## TASK DIRECTIONS
Where the word "materials" occurs in a line, return that line.

## EXERCISE INPUTS
Begin

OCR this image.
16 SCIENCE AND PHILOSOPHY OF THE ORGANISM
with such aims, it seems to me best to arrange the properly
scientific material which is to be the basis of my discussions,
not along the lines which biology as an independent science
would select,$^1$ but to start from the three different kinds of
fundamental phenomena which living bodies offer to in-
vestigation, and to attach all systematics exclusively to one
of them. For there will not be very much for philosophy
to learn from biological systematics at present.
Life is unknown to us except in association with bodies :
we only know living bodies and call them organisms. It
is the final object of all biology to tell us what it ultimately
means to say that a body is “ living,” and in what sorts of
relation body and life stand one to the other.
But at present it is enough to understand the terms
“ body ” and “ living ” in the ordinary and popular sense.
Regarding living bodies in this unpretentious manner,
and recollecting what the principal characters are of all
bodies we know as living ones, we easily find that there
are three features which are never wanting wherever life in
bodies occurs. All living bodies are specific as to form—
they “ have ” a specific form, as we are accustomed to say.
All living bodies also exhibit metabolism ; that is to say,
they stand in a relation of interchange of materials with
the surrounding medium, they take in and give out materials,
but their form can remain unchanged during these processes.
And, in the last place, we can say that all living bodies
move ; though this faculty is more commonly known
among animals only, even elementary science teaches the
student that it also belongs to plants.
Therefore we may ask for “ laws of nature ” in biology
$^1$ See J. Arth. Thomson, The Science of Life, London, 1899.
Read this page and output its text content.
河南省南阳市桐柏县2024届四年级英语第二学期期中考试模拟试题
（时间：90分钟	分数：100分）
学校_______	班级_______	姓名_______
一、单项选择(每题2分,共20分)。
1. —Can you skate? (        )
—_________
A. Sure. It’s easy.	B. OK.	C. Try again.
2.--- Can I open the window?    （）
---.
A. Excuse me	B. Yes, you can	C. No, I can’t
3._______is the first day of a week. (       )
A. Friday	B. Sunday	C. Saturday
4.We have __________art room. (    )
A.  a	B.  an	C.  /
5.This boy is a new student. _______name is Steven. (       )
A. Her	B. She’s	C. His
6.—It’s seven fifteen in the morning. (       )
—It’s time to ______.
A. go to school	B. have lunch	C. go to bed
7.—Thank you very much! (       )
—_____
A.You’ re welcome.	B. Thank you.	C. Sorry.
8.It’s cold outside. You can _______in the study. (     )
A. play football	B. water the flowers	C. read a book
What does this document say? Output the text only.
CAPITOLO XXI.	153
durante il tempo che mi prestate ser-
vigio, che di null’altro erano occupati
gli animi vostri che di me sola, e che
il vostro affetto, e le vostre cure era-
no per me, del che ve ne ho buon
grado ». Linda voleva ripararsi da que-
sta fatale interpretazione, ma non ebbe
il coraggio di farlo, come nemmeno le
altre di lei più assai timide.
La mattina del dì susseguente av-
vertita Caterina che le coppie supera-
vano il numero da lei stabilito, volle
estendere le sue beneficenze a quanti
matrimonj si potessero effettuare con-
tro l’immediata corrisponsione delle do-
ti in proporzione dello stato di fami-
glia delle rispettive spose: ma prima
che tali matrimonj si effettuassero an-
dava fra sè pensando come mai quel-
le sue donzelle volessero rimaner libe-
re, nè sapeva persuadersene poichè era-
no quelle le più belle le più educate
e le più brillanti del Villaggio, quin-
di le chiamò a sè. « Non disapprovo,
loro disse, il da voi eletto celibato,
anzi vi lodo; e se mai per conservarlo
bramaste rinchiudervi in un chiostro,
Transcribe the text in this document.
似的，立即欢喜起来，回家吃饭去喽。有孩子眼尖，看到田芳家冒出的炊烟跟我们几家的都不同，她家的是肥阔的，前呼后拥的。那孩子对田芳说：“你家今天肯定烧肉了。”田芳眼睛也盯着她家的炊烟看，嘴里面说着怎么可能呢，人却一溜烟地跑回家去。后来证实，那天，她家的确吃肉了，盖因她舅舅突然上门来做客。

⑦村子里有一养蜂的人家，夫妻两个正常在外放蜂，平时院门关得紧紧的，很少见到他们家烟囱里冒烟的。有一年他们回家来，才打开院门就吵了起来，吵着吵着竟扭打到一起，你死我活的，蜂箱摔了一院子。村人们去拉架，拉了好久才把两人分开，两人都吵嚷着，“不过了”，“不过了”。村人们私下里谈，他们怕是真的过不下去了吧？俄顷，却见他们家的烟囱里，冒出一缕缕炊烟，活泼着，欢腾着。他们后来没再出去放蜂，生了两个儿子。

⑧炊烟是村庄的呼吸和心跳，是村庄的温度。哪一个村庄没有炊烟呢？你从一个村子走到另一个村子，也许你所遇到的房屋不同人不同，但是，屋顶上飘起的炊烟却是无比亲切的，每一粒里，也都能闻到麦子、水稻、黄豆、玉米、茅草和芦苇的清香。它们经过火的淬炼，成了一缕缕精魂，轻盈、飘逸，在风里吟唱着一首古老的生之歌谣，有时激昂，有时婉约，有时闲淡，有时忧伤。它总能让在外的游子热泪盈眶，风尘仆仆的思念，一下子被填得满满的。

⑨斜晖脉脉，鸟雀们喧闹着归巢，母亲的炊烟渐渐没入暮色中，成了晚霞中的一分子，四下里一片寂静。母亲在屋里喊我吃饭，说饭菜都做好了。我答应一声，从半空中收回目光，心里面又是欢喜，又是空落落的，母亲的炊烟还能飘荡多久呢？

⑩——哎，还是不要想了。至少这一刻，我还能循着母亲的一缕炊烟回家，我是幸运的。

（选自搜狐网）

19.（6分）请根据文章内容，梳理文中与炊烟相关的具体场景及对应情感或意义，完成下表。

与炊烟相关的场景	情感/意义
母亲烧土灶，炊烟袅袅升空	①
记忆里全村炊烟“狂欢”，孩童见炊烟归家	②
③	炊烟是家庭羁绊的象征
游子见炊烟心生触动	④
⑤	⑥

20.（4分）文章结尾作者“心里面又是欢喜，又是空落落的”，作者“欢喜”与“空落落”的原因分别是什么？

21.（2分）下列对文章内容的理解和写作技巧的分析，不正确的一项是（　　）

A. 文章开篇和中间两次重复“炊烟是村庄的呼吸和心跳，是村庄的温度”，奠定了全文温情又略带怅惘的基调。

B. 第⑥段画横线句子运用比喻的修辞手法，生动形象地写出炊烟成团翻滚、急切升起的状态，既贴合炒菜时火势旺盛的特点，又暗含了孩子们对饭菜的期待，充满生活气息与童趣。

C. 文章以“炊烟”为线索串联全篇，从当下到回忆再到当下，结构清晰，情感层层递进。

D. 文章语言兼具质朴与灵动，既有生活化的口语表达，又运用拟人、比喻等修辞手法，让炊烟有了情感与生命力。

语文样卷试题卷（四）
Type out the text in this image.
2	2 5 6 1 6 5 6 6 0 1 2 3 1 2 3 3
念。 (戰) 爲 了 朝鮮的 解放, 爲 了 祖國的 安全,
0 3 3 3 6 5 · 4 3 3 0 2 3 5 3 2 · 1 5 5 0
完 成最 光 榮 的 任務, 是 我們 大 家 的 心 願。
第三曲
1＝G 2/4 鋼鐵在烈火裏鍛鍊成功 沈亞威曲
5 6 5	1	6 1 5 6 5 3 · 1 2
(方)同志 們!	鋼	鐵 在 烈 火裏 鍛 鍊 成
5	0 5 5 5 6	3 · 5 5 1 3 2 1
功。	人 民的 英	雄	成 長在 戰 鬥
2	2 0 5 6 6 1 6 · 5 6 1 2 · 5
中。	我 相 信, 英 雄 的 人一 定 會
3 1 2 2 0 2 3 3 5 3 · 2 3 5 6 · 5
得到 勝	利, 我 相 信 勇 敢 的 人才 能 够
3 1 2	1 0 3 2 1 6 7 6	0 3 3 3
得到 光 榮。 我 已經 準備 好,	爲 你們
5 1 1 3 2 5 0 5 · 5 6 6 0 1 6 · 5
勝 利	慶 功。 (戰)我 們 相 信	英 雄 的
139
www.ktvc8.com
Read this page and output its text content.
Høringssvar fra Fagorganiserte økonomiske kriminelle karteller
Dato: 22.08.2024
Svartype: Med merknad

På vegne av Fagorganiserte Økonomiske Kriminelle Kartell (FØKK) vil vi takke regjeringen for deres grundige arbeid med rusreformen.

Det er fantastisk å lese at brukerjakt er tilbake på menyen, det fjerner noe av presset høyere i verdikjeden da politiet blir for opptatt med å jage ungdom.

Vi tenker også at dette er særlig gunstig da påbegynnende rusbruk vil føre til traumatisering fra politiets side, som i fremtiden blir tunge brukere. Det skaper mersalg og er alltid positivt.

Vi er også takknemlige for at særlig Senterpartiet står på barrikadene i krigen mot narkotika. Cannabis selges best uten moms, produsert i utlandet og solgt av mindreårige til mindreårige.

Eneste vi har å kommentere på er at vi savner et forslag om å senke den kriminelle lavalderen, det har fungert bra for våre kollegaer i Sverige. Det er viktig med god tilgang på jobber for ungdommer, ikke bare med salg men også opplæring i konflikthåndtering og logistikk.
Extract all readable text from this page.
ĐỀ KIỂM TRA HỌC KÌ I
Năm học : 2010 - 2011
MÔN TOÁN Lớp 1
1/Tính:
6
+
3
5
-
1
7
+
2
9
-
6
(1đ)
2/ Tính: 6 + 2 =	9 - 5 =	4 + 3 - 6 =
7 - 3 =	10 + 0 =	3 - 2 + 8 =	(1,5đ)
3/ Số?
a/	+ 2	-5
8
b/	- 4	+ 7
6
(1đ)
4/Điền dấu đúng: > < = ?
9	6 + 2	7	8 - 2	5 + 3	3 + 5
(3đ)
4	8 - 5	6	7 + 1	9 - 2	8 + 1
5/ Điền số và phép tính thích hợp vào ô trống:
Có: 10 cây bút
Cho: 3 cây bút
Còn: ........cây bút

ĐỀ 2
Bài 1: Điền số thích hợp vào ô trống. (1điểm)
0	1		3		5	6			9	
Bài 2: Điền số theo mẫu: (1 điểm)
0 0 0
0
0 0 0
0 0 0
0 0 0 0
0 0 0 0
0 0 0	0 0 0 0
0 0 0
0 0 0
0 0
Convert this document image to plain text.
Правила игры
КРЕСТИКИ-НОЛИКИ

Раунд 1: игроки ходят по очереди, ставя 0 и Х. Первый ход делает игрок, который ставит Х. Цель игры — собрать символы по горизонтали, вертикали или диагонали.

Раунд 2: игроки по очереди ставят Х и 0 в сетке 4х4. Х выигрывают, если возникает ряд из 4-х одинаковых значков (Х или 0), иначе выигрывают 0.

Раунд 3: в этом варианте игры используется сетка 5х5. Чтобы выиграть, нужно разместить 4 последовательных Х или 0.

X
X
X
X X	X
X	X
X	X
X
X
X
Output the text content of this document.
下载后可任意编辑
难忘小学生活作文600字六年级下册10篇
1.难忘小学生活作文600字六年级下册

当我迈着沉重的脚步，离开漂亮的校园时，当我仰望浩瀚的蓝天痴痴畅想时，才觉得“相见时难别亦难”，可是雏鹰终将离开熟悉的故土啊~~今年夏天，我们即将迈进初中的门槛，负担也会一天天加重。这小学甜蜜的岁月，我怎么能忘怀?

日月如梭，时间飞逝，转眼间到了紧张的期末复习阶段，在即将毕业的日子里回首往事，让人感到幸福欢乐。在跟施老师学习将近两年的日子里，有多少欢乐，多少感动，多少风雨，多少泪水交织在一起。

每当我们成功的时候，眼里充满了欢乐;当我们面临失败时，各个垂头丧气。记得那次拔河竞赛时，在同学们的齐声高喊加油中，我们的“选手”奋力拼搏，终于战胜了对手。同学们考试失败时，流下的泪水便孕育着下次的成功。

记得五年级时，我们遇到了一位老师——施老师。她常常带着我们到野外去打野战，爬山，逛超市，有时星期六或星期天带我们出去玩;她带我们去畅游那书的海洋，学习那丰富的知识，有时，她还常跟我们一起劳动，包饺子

End

## THE COMPLETED TASK
they stand in a relation of interchange of materials with
the surrounding medium, they take in and give out materials,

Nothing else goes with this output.